** start **
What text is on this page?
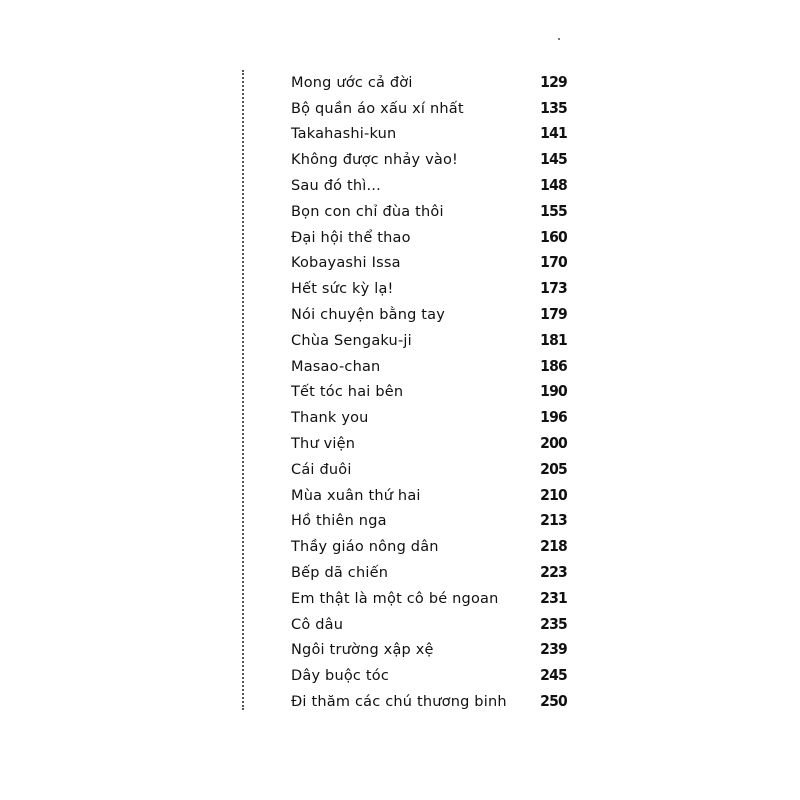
Mong ước cả đời	129
Bộ quần áo xấu xí nhất	135
Takahashi-kun	141
Không được nhảy vào!	145
Sau đó thì...	148
Bọn con chỉ đùa thôi	155
Đại hội thể thao	160
Kobayashi Issa	170
Hết sức kỳ lạ!	173
Nói chuyện bằng tay	179
Chùa Sengaku-ji	181
Masao-chan	186
Tết tóc hai bên	190
Thank you	196
Thư viện	200
Cái đuôi	205
Mùa xuân thứ hai	210
Hồ thiên nga	213
Thầy giáo nông dân	218
Bếp dã chiến	223
Em thật là một cô bé ngoan	231
Cô dâu	235
Ngôi trường xập xệ	239
Dây buộc tóc	245
Đi thăm các chú thương binh 250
** end **
→ What you need to do
Repeat the records above exactly, leaving out any pictures they contain.

→ Written solution
What text is on this page?
Mong ước cả đời	129
Bộ quần áo xấu xí nhất	135
Takahashi-kun	141
Không được nhảy vào!	145
Sau đó thì...	148
Bọn con chỉ đùa thôi	155
Đại hội thể thao	160
Kobayashi Issa	170
Hết sức kỳ lạ!	173
Nói chuyện bằng tay	179
Chùa Sengaku-ji	181
Masao-chan	186
Tết tóc hai bên	190
Thank you	196
Thư viện	200
Cái đuôi	205
Mùa xuân thứ hai	210
Hồ thiên nga	213
Thầy giáo nông dân	218
Bếp dã chiến	223
Em thật là một cô bé ngoan	231
Cô dâu	235
Ngôi trường xập xệ	239
Dây buộc tóc	245
Đi thăm các chú thương binh 250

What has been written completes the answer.